Source records
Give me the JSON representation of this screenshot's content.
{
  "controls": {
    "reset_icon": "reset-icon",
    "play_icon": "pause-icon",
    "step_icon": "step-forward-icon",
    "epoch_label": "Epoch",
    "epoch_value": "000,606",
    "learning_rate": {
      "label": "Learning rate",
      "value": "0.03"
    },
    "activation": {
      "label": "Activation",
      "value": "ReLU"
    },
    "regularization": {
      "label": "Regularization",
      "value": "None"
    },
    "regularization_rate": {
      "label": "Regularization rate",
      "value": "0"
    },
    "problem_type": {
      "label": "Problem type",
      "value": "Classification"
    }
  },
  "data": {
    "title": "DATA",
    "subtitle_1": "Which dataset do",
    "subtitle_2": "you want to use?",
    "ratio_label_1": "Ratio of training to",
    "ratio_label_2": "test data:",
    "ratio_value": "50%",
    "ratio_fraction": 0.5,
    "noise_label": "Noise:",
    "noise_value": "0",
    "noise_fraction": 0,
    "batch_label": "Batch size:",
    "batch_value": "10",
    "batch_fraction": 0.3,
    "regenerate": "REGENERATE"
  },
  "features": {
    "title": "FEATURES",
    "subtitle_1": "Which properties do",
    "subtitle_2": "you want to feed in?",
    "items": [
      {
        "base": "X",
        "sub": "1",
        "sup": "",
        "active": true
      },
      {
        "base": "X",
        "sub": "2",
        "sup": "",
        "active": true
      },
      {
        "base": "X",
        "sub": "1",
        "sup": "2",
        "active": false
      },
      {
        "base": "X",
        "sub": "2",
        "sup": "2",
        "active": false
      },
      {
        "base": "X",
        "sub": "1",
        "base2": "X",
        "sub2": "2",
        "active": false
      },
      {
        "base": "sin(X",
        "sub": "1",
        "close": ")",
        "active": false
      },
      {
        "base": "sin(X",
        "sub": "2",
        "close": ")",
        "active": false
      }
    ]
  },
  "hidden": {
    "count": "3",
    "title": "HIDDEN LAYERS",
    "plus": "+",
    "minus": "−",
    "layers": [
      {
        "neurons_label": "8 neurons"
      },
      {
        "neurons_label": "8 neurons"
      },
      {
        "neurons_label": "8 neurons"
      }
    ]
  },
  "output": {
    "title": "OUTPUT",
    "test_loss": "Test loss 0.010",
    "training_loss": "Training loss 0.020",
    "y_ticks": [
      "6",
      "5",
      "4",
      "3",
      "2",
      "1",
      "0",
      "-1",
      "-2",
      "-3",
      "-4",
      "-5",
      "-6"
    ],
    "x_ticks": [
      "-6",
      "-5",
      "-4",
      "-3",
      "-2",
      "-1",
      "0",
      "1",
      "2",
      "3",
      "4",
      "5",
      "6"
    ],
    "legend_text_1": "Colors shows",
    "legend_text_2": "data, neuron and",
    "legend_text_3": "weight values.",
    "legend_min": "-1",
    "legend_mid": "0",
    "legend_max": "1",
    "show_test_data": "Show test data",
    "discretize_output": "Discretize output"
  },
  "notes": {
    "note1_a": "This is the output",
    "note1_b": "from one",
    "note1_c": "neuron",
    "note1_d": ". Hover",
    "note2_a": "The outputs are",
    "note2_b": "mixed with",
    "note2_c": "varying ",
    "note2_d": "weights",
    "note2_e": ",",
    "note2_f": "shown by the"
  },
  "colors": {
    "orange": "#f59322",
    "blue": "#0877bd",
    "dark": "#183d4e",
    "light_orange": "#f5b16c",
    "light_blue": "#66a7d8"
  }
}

WHAT IS REQUIRED: Write each line above out exactly.

EXERCISE RESPONSE:
Give me the JSON representation of this screenshot's content.
{
  "controls": {
    "reset_icon": "reset-icon",
    "play_icon": "pause-icon",
    "step_icon": "step-forward-icon",
    "epoch_label": "Epoch",
    "epoch_value": "000,606",
    "learning_rate": {
      "label": "Learning rate",
      "value": "0.03"
    },
    "activation": {
      "label": "Activation",
      "value": "ReLU"
    },
    "regularization": {
      "label": "Regularization",
      "value": "None"
    },
    "regularization_rate": {
      "label": "Regularization rate",
      "value": "0"
    },
    "problem_type": {
      "label": "Problem type",
      "value": "Classification"
    }
  },
  "data": {
    "title": "DATA",
    "subtitle_1": "Which dataset do",
    "subtitle_2": "you want to use?",
    "ratio_label_1": "Ratio of training to",
    "ratio_label_2": "test data:",
    "ratio_value": "50%",
    "ratio_fraction": 0.5,
    "noise_label": "Noise:",
    "noise_value": "0",
    "noise_fraction": 0,
    "batch_label": "Batch size:",
    "batch_value": "10",
    "batch_fraction": 0.3,
    "regenerate": "REGENERATE"
  },
  "features": {
    "title": "FEATURES",
    "subtitle_1": "Which properties do",
    "subtitle_2": "you want to feed in?",
    "items": [
      {
        "base": "X",
        "sub": "1",
        "sup": "",
        "active": true
      },
      {
        "base": "X",
        "sub": "2",
        "sup": "",
        "active": true
      },
      {
        "base": "X",
        "sub": "1",
        "sup": "2",
        "active": false
      },
      {
        "base": "X",
        "sub": "2",
        "sup": "2",
        "active": false
      },
      {
        "base": "X",
        "sub": "1",
        "base2": "X",
        "sub2": "2",
        "active": false
      },
      {
        "base": "sin(X",
        "sub": "1",
        "close": ")",
        "active": false
      },
      {
        "base": "sin(X",
        "sub": "2",
        "close": ")",
        "active": false
      }
    ]
  },
  "hidden": {
    "count": "3",
    "title": "HIDDEN LAYERS",
    "plus": "+",
    "minus": "−",
    "layers": [
      {
        "neurons_label": "8 neurons"
      },
      {
        "neurons_label": "8 neurons"
      },
      {
        "neurons_label": "8 neurons"
      }
    ]
  },
  "output": {
    "title": "OUTPUT",
    "test_loss": "Test loss 0.010",
    "training_loss": "Training loss 0.020",
    "y_ticks": [
      "6",
      "5",
      "4",
      "3",
      "2",
      "1",
      "0",
      "-1",
      "-2",
      "-3",
      "-4",
      "-5",
      "-6"
    ],
    "x_ticks": [
      "-6",
      "-5",
      "-4",
      "-3",
      "-2",
      "-1",
      "0",
      "1",
      "2",
      "3",
      "4",
      "5",
      "6"
    ],
    "legend_text_1": "Colors shows",
    "legend_text_2": "data, neuron and",
    "legend_text_3": "weight values.",
    "legend_min": "-1",
    "legend_mid": "0",
    "legend_max": "1",
    "show_test_data": "Show test data",
    "discretize_output": "Discretize output"
  },
  "notes": {
    "note1_a": "This is the output",
    "note1_b": "from one",
    "note1_c": "neuron",
    "note1_d": ". Hover",
    "note2_a": "The outputs are",
    "note2_b": "mixed with",
    "note2_c": "varying ",
    "note2_d": "weights",
    "note2_e": ",",
    "note2_f": "shown by the"
  },
  "colors": {
    "orange": "#f59322",
    "blue": "#0877bd",
    "dark": "#183d4e",
    "light_orange": "#f5b16c",
    "light_blue": "#66a7d8"
  }
}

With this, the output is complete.